(EXERCISE GOAL) An exact copy of every record is needed.

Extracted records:
________________________________________

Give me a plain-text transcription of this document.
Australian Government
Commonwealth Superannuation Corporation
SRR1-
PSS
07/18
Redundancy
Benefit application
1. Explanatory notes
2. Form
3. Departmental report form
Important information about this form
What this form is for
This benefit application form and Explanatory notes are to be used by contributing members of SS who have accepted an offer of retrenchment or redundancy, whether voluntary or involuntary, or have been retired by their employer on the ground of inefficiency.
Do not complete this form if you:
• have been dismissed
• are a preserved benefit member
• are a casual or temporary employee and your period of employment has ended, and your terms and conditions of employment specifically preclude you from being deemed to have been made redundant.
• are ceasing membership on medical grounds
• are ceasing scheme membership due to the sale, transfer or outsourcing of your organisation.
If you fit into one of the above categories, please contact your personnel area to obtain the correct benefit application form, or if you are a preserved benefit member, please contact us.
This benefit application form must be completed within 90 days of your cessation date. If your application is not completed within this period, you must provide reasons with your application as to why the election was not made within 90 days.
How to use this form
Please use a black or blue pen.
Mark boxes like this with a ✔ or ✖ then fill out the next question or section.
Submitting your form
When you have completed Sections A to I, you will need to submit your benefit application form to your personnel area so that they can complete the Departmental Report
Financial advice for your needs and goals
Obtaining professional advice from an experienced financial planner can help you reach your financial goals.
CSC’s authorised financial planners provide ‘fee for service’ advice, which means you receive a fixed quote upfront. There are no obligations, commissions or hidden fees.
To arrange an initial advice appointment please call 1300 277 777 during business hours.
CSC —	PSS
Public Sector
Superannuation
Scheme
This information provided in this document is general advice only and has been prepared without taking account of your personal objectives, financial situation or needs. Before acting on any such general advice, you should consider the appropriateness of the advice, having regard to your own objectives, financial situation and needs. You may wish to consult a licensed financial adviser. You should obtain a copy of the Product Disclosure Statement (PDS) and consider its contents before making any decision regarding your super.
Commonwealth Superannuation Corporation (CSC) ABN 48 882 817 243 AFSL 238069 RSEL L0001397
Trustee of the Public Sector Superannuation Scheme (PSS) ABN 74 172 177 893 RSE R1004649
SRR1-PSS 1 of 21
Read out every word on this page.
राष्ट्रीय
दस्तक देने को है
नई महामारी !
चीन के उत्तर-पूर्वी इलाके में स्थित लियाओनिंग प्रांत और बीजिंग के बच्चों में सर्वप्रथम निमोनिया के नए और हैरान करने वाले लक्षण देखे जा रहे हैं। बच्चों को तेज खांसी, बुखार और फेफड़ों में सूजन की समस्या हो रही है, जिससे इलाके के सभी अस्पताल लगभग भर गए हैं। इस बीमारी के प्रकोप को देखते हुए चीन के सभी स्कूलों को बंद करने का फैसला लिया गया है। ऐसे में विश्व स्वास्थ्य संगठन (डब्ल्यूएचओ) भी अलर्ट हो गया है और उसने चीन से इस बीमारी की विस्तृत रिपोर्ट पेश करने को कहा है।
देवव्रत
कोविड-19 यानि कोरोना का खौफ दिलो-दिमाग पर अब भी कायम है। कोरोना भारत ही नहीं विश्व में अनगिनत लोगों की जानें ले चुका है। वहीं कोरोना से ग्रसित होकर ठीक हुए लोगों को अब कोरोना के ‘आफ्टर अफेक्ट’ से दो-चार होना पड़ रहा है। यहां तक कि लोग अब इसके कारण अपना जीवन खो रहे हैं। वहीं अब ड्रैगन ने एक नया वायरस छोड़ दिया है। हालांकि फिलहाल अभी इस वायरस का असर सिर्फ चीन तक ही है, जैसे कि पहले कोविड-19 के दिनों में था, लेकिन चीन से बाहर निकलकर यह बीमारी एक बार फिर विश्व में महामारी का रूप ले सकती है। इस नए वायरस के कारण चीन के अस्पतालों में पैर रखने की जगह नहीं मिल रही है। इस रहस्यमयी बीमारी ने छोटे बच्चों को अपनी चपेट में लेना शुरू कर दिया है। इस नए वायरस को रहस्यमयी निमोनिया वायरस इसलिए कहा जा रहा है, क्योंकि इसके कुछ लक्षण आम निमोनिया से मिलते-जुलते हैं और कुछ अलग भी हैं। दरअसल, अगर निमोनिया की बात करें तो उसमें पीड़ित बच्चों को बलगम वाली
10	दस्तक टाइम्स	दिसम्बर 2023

________________________________________

(ANSWER TO THE PROBLEM)
Give me a plain-text transcription of this document.
Australian Government
Commonwealth Superannuation Corporation
SRR1-
PSS
07/18
Redundancy
Benefit application
1. Explanatory notes
2. Form
3. Departmental report form
Important information about this form
What this form is for
This benefit application form and Explanatory notes are to be used by contributing members of SS who have accepted an offer of retrenchment or redundancy, whether voluntary or involuntary, or have been retired by their employer on the ground of inefficiency.
Do not complete this form if you:
• have been dismissed
• are a preserved benefit member
• are a casual or temporary employee and your period of employment has ended, and your terms and conditions of employment specifically preclude you from being deemed to have been made redundant.
• are ceasing membership on medical grounds
• are ceasing scheme membership due to the sale, transfer or outsourcing of your organisation.
If you fit into one of the above categories, please contact your personnel area to obtain the correct benefit application form, or if you are a preserved benefit member, please contact us.
This benefit application form must be completed within 90 days of your cessation date. If your application is not completed within this period, you must provide reasons with your application as to why the election was not made within 90 days.
How to use this form
Please use a black or blue pen.
Mark boxes like this with a ✔ or ✖ then fill out the next question or section.
Submitting your form
When you have completed Sections A to I, you will need to submit your benefit application form to your personnel area so that they can complete the Departmental Report
Financial advice for your needs and goals
Obtaining professional advice from an experienced financial planner can help you reach your financial goals.
CSC’s authorised financial planners provide ‘fee for service’ advice, which means you receive a fixed quote upfront. There are no obligations, commissions or hidden fees.
To arrange an initial advice appointment please call 1300 277 777 during business hours.
CSC —	PSS
Public Sector
Superannuation
Scheme
This information provided in this document is general advice only and has been prepared without taking account of your personal objectives, financial situation or needs. Before acting on any such general advice, you should consider the appropriateness of the advice, having regard to your own objectives, financial situation and needs. You may wish to consult a licensed financial adviser. You should obtain a copy of the Product Disclosure Statement (PDS) and consider its contents before making any decision regarding your super.
Commonwealth Superannuation Corporation (CSC) ABN 48 882 817 243 AFSL 238069 RSEL L0001397
Trustee of the Public Sector Superannuation Scheme (PSS) ABN 74 172 177 893 RSE R1004649
SRR1-PSS 1 of 21
Read out every word on this page.
राष्ट्रीय
दस्तक देने को है
नई महामारी !
चीन के उत्तर-पूर्वी इलाके में स्थित लियाओनिंग प्रांत और बीजिंग के बच्चों में सर्वप्रथम निमोनिया के नए और हैरान करने वाले लक्षण देखे जा रहे हैं। बच्चों को तेज खांसी, बुखार और फेफड़ों में सूजन की समस्या हो रही है, जिससे इलाके के सभी अस्पताल लगभग भर गए हैं। इस बीमारी के प्रकोप को देखते हुए चीन के सभी स्कूलों को बंद करने का फैसला लिया गया है। ऐसे में विश्व स्वास्थ्य संगठन (डब्ल्यूएचओ) भी अलर्ट हो गया है और उसने चीन से इस बीमारी की विस्तृत रिपोर्ट पेश करने को कहा है।
देवव्रत
कोविड-19 यानि कोरोना का खौफ दिलो-दिमाग पर अब भी कायम है। कोरोना भारत ही नहीं विश्व में अनगिनत लोगों की जानें ले चुका है। वहीं कोरोना से ग्रसित होकर ठीक हुए लोगों को अब कोरोना के ‘आफ्टर अफेक्ट’ से दो-चार होना पड़ रहा है। यहां तक कि लोग अब इसके कारण अपना जीवन खो रहे हैं। वहीं अब ड्रैगन ने एक नया वायरस छोड़ दिया है। हालांकि फिलहाल अभी इस वायरस का असर सिर्फ चीन तक ही है, जैसे कि पहले कोविड-19 के दिनों में था, लेकिन चीन से बाहर निकलकर यह बीमारी एक बार फिर विश्व में महामारी का रूप ले सकती है। इस नए वायरस के कारण चीन के अस्पतालों में पैर रखने की जगह नहीं मिल रही है। इस रहस्यमयी बीमारी ने छोटे बच्चों को अपनी चपेट में लेना शुरू कर दिया है। इस नए वायरस को रहस्यमयी निमोनिया वायरस इसलिए कहा जा रहा है, क्योंकि इसके कुछ लक्षण आम निमोनिया से मिलते-जुलते हैं और कुछ अलग भी हैं। दरअसल, अगर निमोनिया की बात करें तो उसमें पीड़ित बच्चों को बलगम वाली
10	दस्तक टाइम्स	दिसम्बर 2023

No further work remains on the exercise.